Problem details:
In the material below, identify each line bearing the word "Engineering". Reproduce those lines.

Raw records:
- - -
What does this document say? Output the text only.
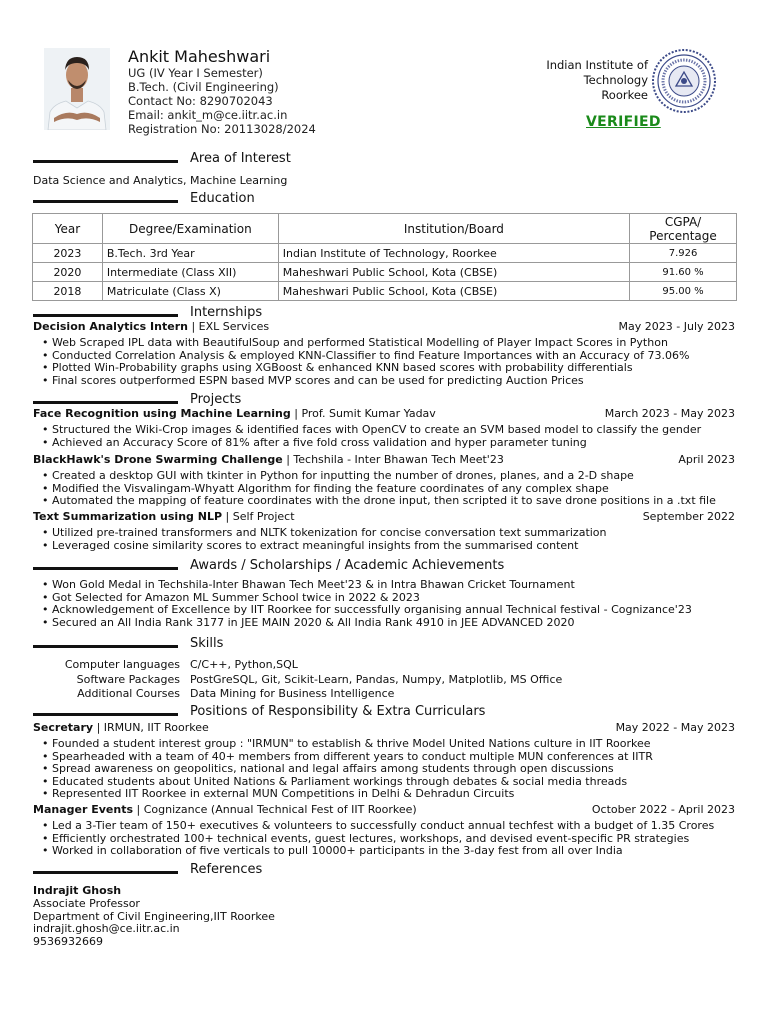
Ankit Maheshwari
UG (IV Year I Semester)
B.Tech. (Civil Engineering)
Contact No: 8290702043
Email: ankit_m@ce.iitr.ac.in
Registration No: 20113028/2024
Indian Institute of
Technology
Roorkee
VERIFIED
Area of Interest
Data Science and Analytics, Machine Learning
Education
Year	Degree/Examination	Institution/Board	CGPA/
Percentage

2023	B.Tech. 3rd Year	Indian Institute of Technology, Roorkee	7.926
2020	Intermediate (Class XII)	Maheshwari Public School, Kota (CBSE)	91.60 %
2018	Matriculate (Class X)	Maheshwari Public School, Kota (CBSE)	95.00 %
Internships
Decision Analytics Intern | EXL Services	May 2023 - July 2023
• Web Scraped IPL data with BeautifulSoup and performed Statistical Modelling of Player Impact Scores in Python
• Conducted Correlation Analysis & employed KNN-Classifier to find Feature Importances with an Accuracy of 73.06%
• Plotted Win-Probability graphs using XGBoost & enhanced KNN based scores with probability differentials
• Final scores outperformed ESPN based MVP scores and can be used for predicting Auction Prices
Projects
Face Recognition using Machine Learning | Prof. Sumit Kumar Yadav	March 2023 - May 2023
• Structured the Wiki-Crop images & identified faces with OpenCV to create an SVM based model to classify the gender
• Achieved an Accuracy Score of 81% after a five fold cross validation and hyper parameter tuning
BlackHawk's Drone Swarming Challenge | Techshila - Inter Bhawan Tech Meet'23	April 2023
• Created a desktop GUI with tkinter in Python for inputting the number of drones, planes, and a 2-D shape
• Modified the Visvalingam-Whyatt Algorithm for finding the feature coordinates of any complex shape
• Automated the mapping of feature coordinates with the drone input, then scripted it to save drone positions in a .txt file
Text Summarization using NLP | Self Project	September 2022
• Utilized pre-trained transformers and NLTK tokenization for concise conversation text summarization
• Leveraged cosine similarity scores to extract meaningful insights from the summarised content
Awards / Scholarships / Academic Achievements
• Won Gold Medal in Techshila-Inter Bhawan Tech Meet'23 & in Intra Bhawan Cricket Tournament
• Got Selected for Amazon ML Summer School twice in 2022 & 2023
• Acknowledgement of Excellence by IIT Roorkee for successfully organising annual Technical festival - Cognizance'23
• Secured an All India Rank 3177 in JEE MAIN 2020 & All India Rank 4910 in JEE ADVANCED 2020
Skills
Computer languages C/C++, Python,SQL
Software Packages PostGreSQL, Git, Scikit-Learn, Pandas, Numpy, Matplotlib, MS Office
Additional Courses Data Mining for Business Intelligence
Positions of Responsibility & Extra Curriculars
Secretary | IRMUN, IIT Roorkee	May 2022 - May 2023
• Founded a student interest group : "IRMUN" to establish & thrive Model United Nations culture in IIT Roorkee
• Spearheaded with a team of 40+ members from different years to conduct multiple MUN conferences at IITR
• Spread awareness on geopolitics, national and legal affairs among students through open discussions
• Educated students about United Nations & Parliament workings through debates & social media threads
• Represented IIT Roorkee in external MUN Competitions in Delhi & Dehradun Circuits
Manager Events | Cognizance (Annual Technical Fest of IIT Roorkee)	October 2022 - April 2023
• Led a 3-Tier team of 150+ executives & volunteers to successfully conduct annual techfest with a budget of 1.35 Crores
• Efficiently orchestrated 100+ technical events, guest lectures, workshops, and devised event-specific PR strategies
• Worked in collaboration of five verticals to pull 10000+ participants in the 3-day fest from all over India
References
Indrajit Ghosh
Associate Professor
Department of Civil Engineering,IIT Roorkee
indrajit.ghosh@ce.iitr.ac.in
9536932669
- - -
Task output:
B.Tech. (Civil Engineering)
Department of Civil Engineering,IIT Roorkee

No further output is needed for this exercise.